**Data shown:**
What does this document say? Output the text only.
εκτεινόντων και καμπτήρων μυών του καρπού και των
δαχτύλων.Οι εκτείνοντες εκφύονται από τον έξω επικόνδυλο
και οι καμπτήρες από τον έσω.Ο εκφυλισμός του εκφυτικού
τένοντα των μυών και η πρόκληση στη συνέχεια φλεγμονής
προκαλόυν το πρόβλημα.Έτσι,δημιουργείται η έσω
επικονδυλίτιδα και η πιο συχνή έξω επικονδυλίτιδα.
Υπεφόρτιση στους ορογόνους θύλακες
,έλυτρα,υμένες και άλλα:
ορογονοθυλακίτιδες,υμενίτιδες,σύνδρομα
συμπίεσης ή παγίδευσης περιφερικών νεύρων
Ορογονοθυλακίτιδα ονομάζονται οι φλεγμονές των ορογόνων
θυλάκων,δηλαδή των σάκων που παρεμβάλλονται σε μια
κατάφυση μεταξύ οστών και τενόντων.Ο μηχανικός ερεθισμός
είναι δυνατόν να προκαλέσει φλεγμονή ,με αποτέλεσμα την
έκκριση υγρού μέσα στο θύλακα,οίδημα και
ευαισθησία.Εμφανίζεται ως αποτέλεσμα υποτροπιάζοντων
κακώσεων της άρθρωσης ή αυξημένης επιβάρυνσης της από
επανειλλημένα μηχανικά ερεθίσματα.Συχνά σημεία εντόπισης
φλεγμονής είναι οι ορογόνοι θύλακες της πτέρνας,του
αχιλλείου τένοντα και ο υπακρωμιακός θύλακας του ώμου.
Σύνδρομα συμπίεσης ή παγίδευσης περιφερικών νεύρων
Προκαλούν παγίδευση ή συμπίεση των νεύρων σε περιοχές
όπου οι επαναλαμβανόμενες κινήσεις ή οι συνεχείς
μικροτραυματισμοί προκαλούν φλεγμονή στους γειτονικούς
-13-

**Exercise brief:** Work out how many lines above have the string "τένοντα" in them, and give only the number.

**Reply:** 2